PROBLEM DESCRIPTION - Set out the records below as a numbered list, starting with the line that contains "Annotate this image: name" and going on through the line that contains "y-tick-label: 100 <box>68 54 92 64</box>". Skip blank lines and leave the pictures out.

RECORDS SUPPLIED -
----------
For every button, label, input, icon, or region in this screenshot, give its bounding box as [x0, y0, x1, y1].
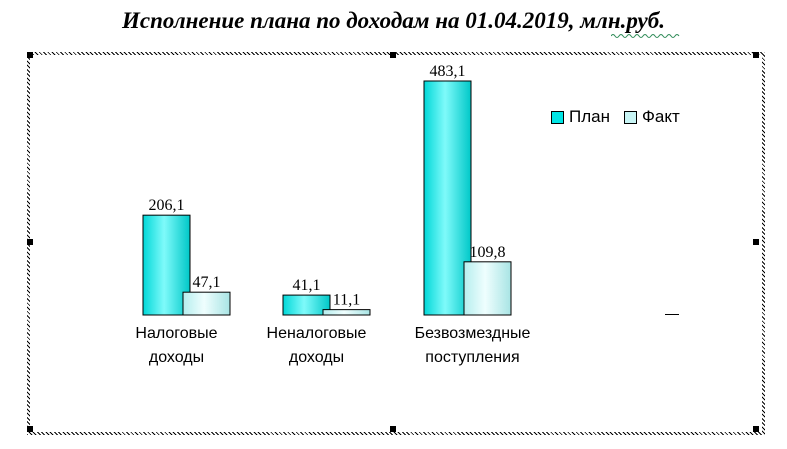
----------
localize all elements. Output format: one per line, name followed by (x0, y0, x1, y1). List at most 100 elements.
----------
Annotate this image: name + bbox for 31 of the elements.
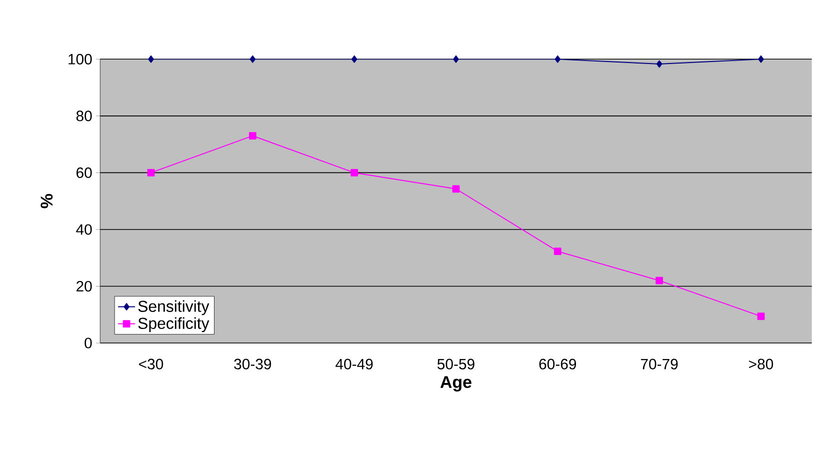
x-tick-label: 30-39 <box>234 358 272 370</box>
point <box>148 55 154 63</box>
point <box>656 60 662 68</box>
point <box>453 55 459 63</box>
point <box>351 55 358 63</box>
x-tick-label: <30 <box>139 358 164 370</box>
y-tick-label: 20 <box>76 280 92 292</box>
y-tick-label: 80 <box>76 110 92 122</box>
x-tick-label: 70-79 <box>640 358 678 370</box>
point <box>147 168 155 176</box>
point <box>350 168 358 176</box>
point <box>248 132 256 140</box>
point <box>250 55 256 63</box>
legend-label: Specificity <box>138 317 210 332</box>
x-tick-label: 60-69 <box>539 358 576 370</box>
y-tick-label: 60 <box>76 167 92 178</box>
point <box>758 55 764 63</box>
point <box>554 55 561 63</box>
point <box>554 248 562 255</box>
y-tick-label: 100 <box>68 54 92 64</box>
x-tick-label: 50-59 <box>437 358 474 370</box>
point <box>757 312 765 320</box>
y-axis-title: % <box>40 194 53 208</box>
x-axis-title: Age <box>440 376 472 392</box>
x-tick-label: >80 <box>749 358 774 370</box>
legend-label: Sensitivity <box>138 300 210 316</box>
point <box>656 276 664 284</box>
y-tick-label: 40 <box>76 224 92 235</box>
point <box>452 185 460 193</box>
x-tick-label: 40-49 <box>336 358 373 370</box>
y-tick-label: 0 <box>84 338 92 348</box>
----------
ANSWER IN FULL -
1. Annotate this image: name + bbox for 31 of the elements.
2. x-tick-label: 30-39 <box>234 358 272 370</box>
3. point <box>148 55 154 63</box>
4. point <box>656 60 662 68</box>
5. point <box>453 55 459 63</box>
6. point <box>351 55 358 63</box>
7. x-tick-label: <30 <box>139 358 164 370</box>
8. y-tick-label: 20 <box>76 280 92 292</box>
9. y-tick-label: 80 <box>76 110 92 122</box>
10. x-tick-label: 70-79 <box>640 358 678 370</box>
11. point <box>147 168 155 176</box>
12. point <box>350 168 358 176</box>
13. point <box>248 132 256 140</box>
14. point <box>250 55 256 63</box>
15. legend-label: Specificity <box>138 317 210 332</box>
16. x-tick-label: 60-69 <box>539 358 576 370</box>
17. y-tick-label: 60 <box>76 167 92 178</box>
18. point <box>758 55 764 63</box>
19. point <box>554 55 561 63</box>
20. point <box>554 248 562 255</box>
21. y-tick-label: 100 <box>68 54 92 64</box>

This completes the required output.